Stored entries
**********
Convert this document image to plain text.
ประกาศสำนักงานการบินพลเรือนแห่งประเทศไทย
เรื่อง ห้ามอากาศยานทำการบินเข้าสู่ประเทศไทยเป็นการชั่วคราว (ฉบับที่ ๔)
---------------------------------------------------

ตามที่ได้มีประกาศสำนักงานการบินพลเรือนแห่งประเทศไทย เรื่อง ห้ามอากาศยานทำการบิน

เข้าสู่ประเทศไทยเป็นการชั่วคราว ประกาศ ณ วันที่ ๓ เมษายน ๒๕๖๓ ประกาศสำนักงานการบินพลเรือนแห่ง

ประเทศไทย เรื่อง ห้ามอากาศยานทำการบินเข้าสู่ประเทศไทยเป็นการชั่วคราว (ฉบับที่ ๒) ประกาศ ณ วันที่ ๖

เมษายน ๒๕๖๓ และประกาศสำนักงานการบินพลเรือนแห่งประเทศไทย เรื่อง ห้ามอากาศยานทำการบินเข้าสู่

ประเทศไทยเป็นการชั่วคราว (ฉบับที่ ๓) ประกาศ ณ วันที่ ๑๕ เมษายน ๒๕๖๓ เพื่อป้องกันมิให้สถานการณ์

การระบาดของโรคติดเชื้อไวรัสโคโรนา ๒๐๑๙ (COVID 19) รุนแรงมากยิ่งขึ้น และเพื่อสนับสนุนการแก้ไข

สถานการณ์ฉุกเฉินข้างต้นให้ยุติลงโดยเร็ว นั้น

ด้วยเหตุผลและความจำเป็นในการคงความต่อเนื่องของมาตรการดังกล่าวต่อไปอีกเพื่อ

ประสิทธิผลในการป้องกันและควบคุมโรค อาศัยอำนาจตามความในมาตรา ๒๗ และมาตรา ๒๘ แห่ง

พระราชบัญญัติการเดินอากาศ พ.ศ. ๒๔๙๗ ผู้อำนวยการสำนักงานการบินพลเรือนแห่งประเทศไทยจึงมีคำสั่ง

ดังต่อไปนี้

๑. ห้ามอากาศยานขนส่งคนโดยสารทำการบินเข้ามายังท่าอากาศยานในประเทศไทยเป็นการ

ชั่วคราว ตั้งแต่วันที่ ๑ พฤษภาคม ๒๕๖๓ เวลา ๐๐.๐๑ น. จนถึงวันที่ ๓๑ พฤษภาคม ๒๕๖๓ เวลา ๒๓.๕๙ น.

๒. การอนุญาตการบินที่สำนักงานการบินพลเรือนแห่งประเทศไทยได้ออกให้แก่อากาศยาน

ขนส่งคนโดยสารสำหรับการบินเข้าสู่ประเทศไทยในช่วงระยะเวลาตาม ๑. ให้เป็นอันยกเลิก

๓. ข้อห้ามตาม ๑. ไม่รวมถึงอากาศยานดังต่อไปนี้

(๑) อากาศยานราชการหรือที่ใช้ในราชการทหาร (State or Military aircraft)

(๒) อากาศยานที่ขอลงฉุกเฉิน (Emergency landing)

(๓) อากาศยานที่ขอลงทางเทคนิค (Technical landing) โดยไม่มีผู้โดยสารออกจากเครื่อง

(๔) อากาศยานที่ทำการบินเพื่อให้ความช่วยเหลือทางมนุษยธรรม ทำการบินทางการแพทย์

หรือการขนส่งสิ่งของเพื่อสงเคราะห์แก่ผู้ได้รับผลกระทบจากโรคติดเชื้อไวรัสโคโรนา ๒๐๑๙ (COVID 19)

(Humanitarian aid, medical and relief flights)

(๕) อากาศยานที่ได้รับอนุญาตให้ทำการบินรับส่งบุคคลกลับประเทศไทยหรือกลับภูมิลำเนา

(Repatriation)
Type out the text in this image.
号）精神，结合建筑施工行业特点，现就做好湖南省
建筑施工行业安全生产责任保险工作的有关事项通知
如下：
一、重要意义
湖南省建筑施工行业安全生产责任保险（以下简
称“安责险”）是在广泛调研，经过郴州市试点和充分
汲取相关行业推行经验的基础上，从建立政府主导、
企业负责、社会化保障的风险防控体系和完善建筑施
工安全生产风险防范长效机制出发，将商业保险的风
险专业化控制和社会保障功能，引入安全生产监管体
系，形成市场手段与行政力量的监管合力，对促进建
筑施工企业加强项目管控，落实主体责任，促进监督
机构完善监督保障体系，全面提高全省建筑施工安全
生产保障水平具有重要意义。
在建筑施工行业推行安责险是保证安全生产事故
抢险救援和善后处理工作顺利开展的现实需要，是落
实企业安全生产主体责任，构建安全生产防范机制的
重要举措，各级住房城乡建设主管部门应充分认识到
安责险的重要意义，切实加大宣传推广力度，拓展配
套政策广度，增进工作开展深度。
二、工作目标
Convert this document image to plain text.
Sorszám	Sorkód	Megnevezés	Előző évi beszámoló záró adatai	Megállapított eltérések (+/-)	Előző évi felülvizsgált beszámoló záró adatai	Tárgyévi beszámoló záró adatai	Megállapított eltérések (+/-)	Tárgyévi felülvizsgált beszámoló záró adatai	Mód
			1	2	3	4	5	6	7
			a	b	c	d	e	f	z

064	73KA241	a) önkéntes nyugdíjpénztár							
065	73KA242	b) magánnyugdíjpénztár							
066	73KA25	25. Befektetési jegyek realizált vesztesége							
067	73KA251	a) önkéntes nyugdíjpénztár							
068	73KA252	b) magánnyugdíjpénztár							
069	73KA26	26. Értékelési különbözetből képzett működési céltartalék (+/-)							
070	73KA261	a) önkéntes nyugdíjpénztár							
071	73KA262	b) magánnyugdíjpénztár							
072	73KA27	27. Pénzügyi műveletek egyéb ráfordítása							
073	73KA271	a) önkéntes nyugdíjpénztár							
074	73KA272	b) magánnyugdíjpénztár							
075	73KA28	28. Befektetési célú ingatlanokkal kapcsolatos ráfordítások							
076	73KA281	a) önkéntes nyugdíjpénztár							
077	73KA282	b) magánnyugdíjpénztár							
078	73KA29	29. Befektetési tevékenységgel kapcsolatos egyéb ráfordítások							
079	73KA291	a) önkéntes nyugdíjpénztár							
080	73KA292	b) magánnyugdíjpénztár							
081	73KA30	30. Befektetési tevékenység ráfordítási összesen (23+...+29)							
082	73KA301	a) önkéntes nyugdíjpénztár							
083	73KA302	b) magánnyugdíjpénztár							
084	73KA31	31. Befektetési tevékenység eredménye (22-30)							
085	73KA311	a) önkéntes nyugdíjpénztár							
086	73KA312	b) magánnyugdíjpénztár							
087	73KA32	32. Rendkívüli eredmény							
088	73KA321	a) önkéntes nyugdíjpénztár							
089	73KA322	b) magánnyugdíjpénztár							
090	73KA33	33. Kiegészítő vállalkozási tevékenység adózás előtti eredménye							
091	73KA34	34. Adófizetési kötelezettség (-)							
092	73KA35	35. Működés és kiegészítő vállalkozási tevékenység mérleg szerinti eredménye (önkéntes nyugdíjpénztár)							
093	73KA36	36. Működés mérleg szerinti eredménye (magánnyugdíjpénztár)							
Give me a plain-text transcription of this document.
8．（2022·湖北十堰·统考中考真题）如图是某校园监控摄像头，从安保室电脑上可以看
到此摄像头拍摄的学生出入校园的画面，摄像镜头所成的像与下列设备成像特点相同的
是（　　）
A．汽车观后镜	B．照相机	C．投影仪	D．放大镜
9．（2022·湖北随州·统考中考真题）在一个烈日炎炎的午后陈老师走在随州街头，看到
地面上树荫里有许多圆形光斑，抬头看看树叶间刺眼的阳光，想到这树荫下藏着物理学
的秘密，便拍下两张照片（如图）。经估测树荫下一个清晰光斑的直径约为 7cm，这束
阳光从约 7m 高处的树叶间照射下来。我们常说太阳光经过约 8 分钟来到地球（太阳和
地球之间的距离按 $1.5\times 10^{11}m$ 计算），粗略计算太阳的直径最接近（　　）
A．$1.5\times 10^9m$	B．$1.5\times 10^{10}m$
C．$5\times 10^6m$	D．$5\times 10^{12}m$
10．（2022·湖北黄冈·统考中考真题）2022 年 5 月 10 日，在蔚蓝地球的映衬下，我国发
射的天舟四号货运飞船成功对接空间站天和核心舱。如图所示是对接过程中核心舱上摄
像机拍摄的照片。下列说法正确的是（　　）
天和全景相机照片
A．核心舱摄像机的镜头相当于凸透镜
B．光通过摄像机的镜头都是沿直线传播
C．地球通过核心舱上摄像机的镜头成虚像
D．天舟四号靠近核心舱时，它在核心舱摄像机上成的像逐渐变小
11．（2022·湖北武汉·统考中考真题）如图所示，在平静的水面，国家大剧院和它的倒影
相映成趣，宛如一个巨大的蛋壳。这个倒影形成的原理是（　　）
**********
Exercise description |
Find the lines with the string "统考中考真题" and reproduce them.

Written solution |
8．（2022·湖北十堰·统考中考真题）如图是某校园监控摄像头，从安保室电脑上可以看
9．（2022·湖北随州·统考中考真题）在一个烈日炎炎的午后陈老师走在随州街头，看到
10．（2022·湖北黄冈·统考中考真题）2022 年 5 月 10 日，在蔚蓝地球的映衬下，我国发
11．（2022·湖北武汉·统考中考真题）如图所示，在平静的水面，国家大剧院和它的倒影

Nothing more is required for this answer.